**DATA ROWS:**
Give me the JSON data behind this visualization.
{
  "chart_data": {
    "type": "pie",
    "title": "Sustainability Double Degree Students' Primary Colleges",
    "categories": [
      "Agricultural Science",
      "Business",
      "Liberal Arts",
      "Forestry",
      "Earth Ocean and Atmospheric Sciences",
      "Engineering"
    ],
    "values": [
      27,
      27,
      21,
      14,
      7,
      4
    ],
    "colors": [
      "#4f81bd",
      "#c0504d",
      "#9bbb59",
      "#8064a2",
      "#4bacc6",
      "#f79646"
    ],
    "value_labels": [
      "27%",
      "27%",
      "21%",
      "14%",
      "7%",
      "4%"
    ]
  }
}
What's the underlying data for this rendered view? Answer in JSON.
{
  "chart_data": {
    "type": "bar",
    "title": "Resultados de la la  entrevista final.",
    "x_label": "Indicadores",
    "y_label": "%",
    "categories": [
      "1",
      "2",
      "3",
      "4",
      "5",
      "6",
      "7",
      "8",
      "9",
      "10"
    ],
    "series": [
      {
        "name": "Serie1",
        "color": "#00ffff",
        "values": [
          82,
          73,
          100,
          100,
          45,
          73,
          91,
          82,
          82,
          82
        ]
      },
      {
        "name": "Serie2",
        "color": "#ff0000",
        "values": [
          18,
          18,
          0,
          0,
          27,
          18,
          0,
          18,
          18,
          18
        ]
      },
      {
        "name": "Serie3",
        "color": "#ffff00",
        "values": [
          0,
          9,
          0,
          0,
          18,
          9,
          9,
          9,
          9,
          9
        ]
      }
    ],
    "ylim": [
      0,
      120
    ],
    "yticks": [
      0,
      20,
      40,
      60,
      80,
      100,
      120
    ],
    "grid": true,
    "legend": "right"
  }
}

**GIVEN PROBLEM:** Using the listing above, pull out all lines that hold the word "name".

**EXPECTED ANSWER:**
        "name": "Serie1",
        "name": "Serie2",
        "name": "Serie3",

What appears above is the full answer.